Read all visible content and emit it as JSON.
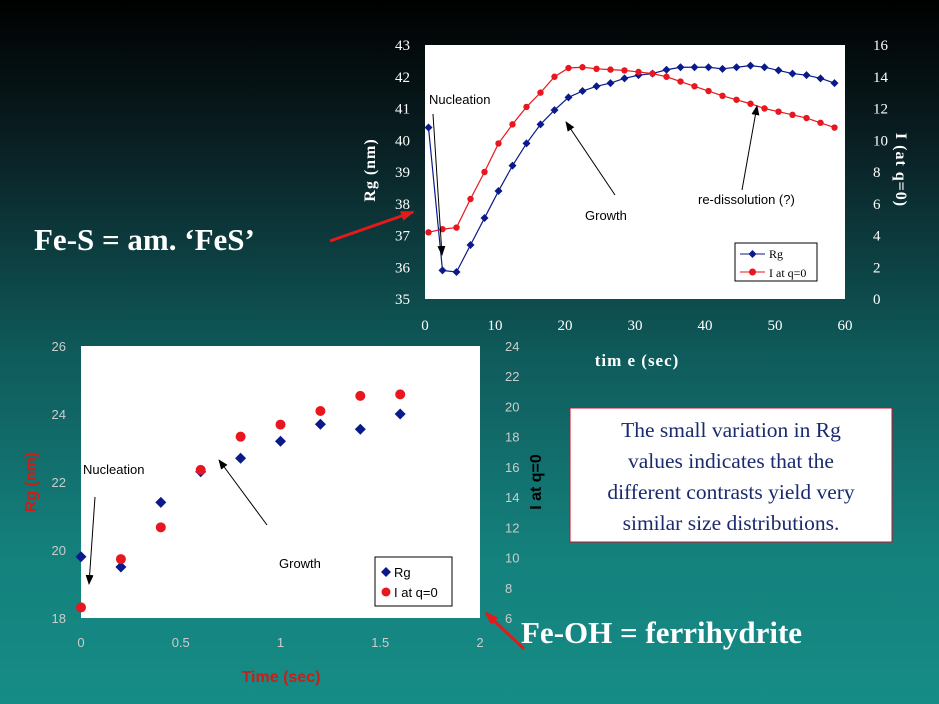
{
  "colors": {
    "rg_series": "#0a1a8a",
    "i_series": "#e8161e",
    "arrow_red": "#e21a1a",
    "text_white": "#ffffff",
    "text_dark": "#000000",
    "chart_bg": "#ffffff",
    "note_border": "#c8102e"
  },
  "labels": {
    "fes_title": "Fe-S = am. ‘FeS’",
    "feoh_title": "Fe-OH = ferrihydrite",
    "note": "The small variation in Rg values indicates that the different contrasts yield very similar size distributions."
  },
  "chart_data": [
    {
      "type": "line",
      "xlabel": "tim e (sec)",
      "ylabel": "Rg (nm)",
      "y2label": "I (at q=0)",
      "xlim": [
        0,
        60
      ],
      "ylim": [
        35,
        43
      ],
      "y2lim": [
        0,
        16
      ],
      "xticks": [
        0,
        10,
        20,
        30,
        40,
        50,
        60
      ],
      "yticks": [
        35,
        36,
        37,
        38,
        39,
        40,
        41,
        42,
        43
      ],
      "y2ticks": [
        0,
        2,
        4,
        6,
        8,
        10,
        12,
        14,
        16
      ],
      "legend_position": "bottom-right",
      "series": [
        {
          "name": "Rg",
          "axis": "left",
          "marker": "diamond",
          "x": [
            0.5,
            2.5,
            4.5,
            6.5,
            8.5,
            10.5,
            12.5,
            14.5,
            16.5,
            18.5,
            20.5,
            22.5,
            24.5,
            26.5,
            28.5,
            30.5,
            32.5,
            34.5,
            36.5,
            38.5,
            40.5,
            42.5,
            44.5,
            46.5,
            48.5,
            50.5,
            52.5,
            54.5,
            56.5,
            58.5
          ],
          "values": [
            40.4,
            35.9,
            35.85,
            36.7,
            37.55,
            38.4,
            39.2,
            39.9,
            40.5,
            40.95,
            41.35,
            41.55,
            41.7,
            41.8,
            41.95,
            42.05,
            42.1,
            42.22,
            42.3,
            42.3,
            42.3,
            42.25,
            42.3,
            42.35,
            42.3,
            42.2,
            42.1,
            42.05,
            41.95,
            41.8
          ]
        },
        {
          "name": "I at q=0",
          "axis": "right",
          "marker": "circle",
          "x": [
            0.5,
            2.5,
            4.5,
            6.5,
            8.5,
            10.5,
            12.5,
            14.5,
            16.5,
            18.5,
            20.5,
            22.5,
            24.5,
            26.5,
            28.5,
            30.5,
            32.5,
            34.5,
            36.5,
            38.5,
            40.5,
            42.5,
            44.5,
            46.5,
            48.5,
            50.5,
            52.5,
            54.5,
            56.5,
            58.5
          ],
          "values": [
            4.2,
            4.4,
            4.5,
            6.3,
            8.0,
            9.8,
            11.0,
            12.1,
            13.0,
            14.0,
            14.55,
            14.6,
            14.5,
            14.45,
            14.4,
            14.3,
            14.2,
            14.0,
            13.7,
            13.4,
            13.1,
            12.8,
            12.55,
            12.3,
            12.0,
            11.8,
            11.6,
            11.4,
            11.1,
            10.8
          ]
        }
      ],
      "annotations": [
        "Nucleation",
        "Growth",
        "re-dissolution (?)"
      ]
    },
    {
      "type": "scatter",
      "xlabel": "Time (sec)",
      "ylabel": "Rg (nm)",
      "y2label": "I at q=0",
      "xlim": [
        0,
        2
      ],
      "ylim": [
        18,
        26
      ],
      "y2lim": [
        6,
        24
      ],
      "xticks": [
        0,
        0.5,
        1,
        1.5,
        2
      ],
      "yticks": [
        18,
        20,
        22,
        24,
        26
      ],
      "y2ticks": [
        6,
        8,
        10,
        12,
        14,
        16,
        18,
        20,
        22,
        24
      ],
      "legend_position": "bottom-right",
      "series": [
        {
          "name": "Rg",
          "axis": "left",
          "marker": "diamond",
          "x": [
            0,
            0.2,
            0.4,
            0.6,
            0.8,
            1.0,
            1.2,
            1.4,
            1.6
          ],
          "values": [
            19.8,
            19.5,
            21.4,
            22.3,
            22.7,
            23.2,
            23.7,
            23.55,
            24.0
          ]
        },
        {
          "name": "I at q=0",
          "axis": "right",
          "marker": "circle",
          "x": [
            0,
            0.2,
            0.4,
            0.6,
            0.8,
            1.0,
            1.2,
            1.4,
            1.6
          ],
          "values": [
            6.7,
            9.9,
            12.0,
            15.8,
            18.0,
            18.8,
            19.7,
            20.7,
            20.8
          ]
        }
      ],
      "annotations": [
        "Nucleation",
        "Growth"
      ]
    }
  ]
}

※ ※ ※

Stated problem ->
Without the pictures, restate all of the entries above verbatim.

Complete response ->
Read all visible content and emit it as JSON.
{
  "colors": {
    "rg_series": "#0a1a8a",
    "i_series": "#e8161e",
    "arrow_red": "#e21a1a",
    "text_white": "#ffffff",
    "text_dark": "#000000",
    "chart_bg": "#ffffff",
    "note_border": "#c8102e"
  },
  "labels": {
    "fes_title": "Fe-S = am. ‘FeS’",
    "feoh_title": "Fe-OH = ferrihydrite",
    "note": "The small variation in Rg values indicates that the different contrasts yield very similar size distributions."
  },
  "chart_data": [
    {
      "type": "line",
      "xlabel": "tim e (sec)",
      "ylabel": "Rg (nm)",
      "y2label": "I (at q=0)",
      "xlim": [
        0,
        60
      ],
      "ylim": [
        35,
        43
      ],
      "y2lim": [
        0,
        16
      ],
      "xticks": [
        0,
        10,
        20,
        30,
        40,
        50,
        60
      ],
      "yticks": [
        35,
        36,
        37,
        38,
        39,
        40,
        41,
        42,
        43
      ],
      "y2ticks": [
        0,
        2,
        4,
        6,
        8,
        10,
        12,
        14,
        16
      ],
      "legend_position": "bottom-right",
      "series": [
        {
          "name": "Rg",
          "axis": "left",
          "marker": "diamond",
          "x": [
            0.5,
            2.5,
            4.5,
            6.5,
            8.5,
            10.5,
            12.5,
            14.5,
            16.5,
            18.5,
            20.5,
            22.5,
            24.5,
            26.5,
            28.5,
            30.5,
            32.5,
            34.5,
            36.5,
            38.5,
            40.5,
            42.5,
            44.5,
            46.5,
            48.5,
            50.5,
            52.5,
            54.5,
            56.5,
            58.5
          ],
          "values": [
            40.4,
            35.9,
            35.85,
            36.7,
            37.55,
            38.4,
            39.2,
            39.9,
            40.5,
            40.95,
            41.35,
            41.55,
            41.7,
            41.8,
            41.95,
            42.05,
            42.1,
            42.22,
            42.3,
            42.3,
            42.3,
            42.25,
            42.3,
            42.35,
            42.3,
            42.2,
            42.1,
            42.05,
            41.95,
            41.8
          ]
        },
        {
          "name": "I at q=0",
          "axis": "right",
          "marker": "circle",
          "x": [
            0.5,
            2.5,
            4.5,
            6.5,
            8.5,
            10.5,
            12.5,
            14.5,
            16.5,
            18.5,
            20.5,
            22.5,
            24.5,
            26.5,
            28.5,
            30.5,
            32.5,
            34.5,
            36.5,
            38.5,
            40.5,
            42.5,
            44.5,
            46.5,
            48.5,
            50.5,
            52.5,
            54.5,
            56.5,
            58.5
          ],
          "values": [
            4.2,
            4.4,
            4.5,
            6.3,
            8.0,
            9.8,
            11.0,
            12.1,
            13.0,
            14.0,
            14.55,
            14.6,
            14.5,
            14.45,
            14.4,
            14.3,
            14.2,
            14.0,
            13.7,
            13.4,
            13.1,
            12.8,
            12.55,
            12.3,
            12.0,
            11.8,
            11.6,
            11.4,
            11.1,
            10.8
          ]
        }
      ],
      "annotations": [
        "Nucleation",
        "Growth",
        "re-dissolution (?)"
      ]
    },
    {
      "type": "scatter",
      "xlabel": "Time (sec)",
      "ylabel": "Rg (nm)",
      "y2label": "I at q=0",
      "xlim": [
        0,
        2
      ],
      "ylim": [
        18,
        26
      ],
      "y2lim": [
        6,
        24
      ],
      "xticks": [
        0,
        0.5,
        1,
        1.5,
        2
      ],
      "yticks": [
        18,
        20,
        22,
        24,
        26
      ],
      "y2ticks": [
        6,
        8,
        10,
        12,
        14,
        16,
        18,
        20,
        22,
        24
      ],
      "legend_position": "bottom-right",
      "series": [
        {
          "name": "Rg",
          "axis": "left",
          "marker": "diamond",
          "x": [
            0,
            0.2,
            0.4,
            0.6,
            0.8,
            1.0,
            1.2,
            1.4,
            1.6
          ],
          "values": [
            19.8,
            19.5,
            21.4,
            22.3,
            22.7,
            23.2,
            23.7,
            23.55,
            24.0
          ]
        },
        {
          "name": "I at q=0",
          "axis": "right",
          "marker": "circle",
          "x": [
            0,
            0.2,
            0.4,
            0.6,
            0.8,
            1.0,
            1.2,
            1.4,
            1.6
          ],
          "values": [
            6.7,
            9.9,
            12.0,
            15.8,
            18.0,
            18.8,
            19.7,
            20.7,
            20.8
          ]
        }
      ],
      "annotations": [
        "Nucleation",
        "Growth"
      ]
    }
  ]
}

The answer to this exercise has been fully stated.